··· Input rows ···

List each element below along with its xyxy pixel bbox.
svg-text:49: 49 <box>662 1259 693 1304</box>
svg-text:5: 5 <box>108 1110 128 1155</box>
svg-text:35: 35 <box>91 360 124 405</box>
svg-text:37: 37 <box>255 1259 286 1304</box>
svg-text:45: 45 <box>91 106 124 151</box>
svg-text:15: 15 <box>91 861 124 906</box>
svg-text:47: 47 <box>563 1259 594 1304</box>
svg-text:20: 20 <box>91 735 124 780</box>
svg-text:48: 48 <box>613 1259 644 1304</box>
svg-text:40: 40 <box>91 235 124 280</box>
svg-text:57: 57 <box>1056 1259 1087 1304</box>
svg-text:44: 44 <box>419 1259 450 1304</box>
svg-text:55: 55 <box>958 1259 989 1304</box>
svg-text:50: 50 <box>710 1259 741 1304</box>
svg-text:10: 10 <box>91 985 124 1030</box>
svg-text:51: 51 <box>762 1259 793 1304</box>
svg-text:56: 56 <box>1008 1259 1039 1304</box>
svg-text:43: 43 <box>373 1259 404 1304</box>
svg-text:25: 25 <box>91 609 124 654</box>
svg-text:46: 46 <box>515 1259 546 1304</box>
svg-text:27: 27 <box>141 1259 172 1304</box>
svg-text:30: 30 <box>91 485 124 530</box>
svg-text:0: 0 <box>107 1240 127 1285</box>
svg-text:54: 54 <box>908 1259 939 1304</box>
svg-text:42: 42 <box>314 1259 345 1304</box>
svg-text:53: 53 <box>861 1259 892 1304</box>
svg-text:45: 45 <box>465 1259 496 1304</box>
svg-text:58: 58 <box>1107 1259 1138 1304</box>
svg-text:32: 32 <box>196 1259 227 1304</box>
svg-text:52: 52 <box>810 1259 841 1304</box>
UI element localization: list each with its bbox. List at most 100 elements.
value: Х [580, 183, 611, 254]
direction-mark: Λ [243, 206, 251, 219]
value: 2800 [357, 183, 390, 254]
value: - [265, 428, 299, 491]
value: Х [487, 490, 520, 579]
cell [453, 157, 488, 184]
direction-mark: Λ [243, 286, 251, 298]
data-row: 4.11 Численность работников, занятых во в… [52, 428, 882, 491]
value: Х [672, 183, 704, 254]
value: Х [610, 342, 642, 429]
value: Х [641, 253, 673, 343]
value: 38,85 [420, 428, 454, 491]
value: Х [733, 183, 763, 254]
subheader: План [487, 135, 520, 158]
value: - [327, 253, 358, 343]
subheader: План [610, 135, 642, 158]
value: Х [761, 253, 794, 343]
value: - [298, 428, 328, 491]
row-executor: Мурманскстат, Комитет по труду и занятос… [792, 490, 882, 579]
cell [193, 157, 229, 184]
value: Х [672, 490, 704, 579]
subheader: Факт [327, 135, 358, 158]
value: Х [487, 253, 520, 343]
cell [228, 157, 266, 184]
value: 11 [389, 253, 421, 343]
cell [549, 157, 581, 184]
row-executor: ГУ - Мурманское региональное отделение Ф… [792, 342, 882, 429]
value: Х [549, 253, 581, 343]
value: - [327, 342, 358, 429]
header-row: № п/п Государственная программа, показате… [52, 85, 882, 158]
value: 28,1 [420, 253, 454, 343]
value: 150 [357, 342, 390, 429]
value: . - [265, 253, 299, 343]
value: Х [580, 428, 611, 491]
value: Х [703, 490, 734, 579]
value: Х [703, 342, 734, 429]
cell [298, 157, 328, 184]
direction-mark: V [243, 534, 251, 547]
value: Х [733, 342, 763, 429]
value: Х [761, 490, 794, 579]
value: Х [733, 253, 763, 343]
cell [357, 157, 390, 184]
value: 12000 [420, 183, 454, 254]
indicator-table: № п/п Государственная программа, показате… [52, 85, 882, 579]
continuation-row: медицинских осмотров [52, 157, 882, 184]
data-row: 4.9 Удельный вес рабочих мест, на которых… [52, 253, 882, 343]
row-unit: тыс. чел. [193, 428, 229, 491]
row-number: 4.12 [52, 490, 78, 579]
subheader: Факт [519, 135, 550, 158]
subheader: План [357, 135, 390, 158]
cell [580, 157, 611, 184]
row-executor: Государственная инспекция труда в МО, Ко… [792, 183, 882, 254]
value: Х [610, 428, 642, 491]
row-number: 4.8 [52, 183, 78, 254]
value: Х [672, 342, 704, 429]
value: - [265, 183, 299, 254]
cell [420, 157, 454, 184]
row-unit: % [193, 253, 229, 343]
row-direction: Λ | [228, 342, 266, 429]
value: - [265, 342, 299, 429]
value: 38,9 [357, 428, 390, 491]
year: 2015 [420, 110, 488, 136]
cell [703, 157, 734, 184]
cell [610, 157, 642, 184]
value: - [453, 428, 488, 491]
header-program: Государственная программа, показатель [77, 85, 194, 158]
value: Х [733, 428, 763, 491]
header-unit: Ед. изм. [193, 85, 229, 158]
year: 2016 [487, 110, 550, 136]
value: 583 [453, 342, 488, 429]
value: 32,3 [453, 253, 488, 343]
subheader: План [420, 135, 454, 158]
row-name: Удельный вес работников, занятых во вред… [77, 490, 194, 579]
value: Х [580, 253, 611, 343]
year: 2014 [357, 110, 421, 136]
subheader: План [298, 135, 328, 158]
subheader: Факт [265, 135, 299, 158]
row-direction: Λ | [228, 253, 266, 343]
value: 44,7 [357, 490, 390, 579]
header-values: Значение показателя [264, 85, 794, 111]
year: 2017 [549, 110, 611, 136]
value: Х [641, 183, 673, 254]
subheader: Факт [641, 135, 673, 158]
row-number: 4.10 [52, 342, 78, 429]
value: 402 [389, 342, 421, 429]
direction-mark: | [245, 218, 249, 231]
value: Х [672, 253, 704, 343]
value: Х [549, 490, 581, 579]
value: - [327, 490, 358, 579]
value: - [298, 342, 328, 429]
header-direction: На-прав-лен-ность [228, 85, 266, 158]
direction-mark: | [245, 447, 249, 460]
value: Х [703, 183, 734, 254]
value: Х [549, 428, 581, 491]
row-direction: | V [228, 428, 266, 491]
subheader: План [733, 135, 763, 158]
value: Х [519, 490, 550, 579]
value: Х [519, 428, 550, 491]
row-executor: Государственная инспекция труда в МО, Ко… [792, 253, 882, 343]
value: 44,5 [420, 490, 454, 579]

···

- Exercise description -
Rewrite the records starting at the beginning of the records and ending at the line that contains "svg-text:43: 43 <box>373 1259 404 1304</box>", changing "element" to "item" and leaving everything else as it is.

- Task solution -
List each item below along with its xyxy pixel bbox.
svg-text:49: 49 <box>662 1259 693 1304</box>
svg-text:5: 5 <box>108 1110 128 1155</box>
svg-text:35: 35 <box>91 360 124 405</box>
svg-text:37: 37 <box>255 1259 286 1304</box>
svg-text:45: 45 <box>91 106 124 151</box>
svg-text:15: 15 <box>91 861 124 906</box>
svg-text:47: 47 <box>563 1259 594 1304</box>
svg-text:20: 20 <box>91 735 124 780</box>
svg-text:48: 48 <box>613 1259 644 1304</box>
svg-text:40: 40 <box>91 235 124 280</box>
svg-text:57: 57 <box>1056 1259 1087 1304</box>
svg-text:44: 44 <box>419 1259 450 1304</box>
svg-text:55: 55 <box>958 1259 989 1304</box>
svg-text:50: 50 <box>710 1259 741 1304</box>
svg-text:10: 10 <box>91 985 124 1030</box>
svg-text:51: 51 <box>762 1259 793 1304</box>
svg-text:56: 56 <box>1008 1259 1039 1304</box>
svg-text:43: 43 <box>373 1259 404 1304</box>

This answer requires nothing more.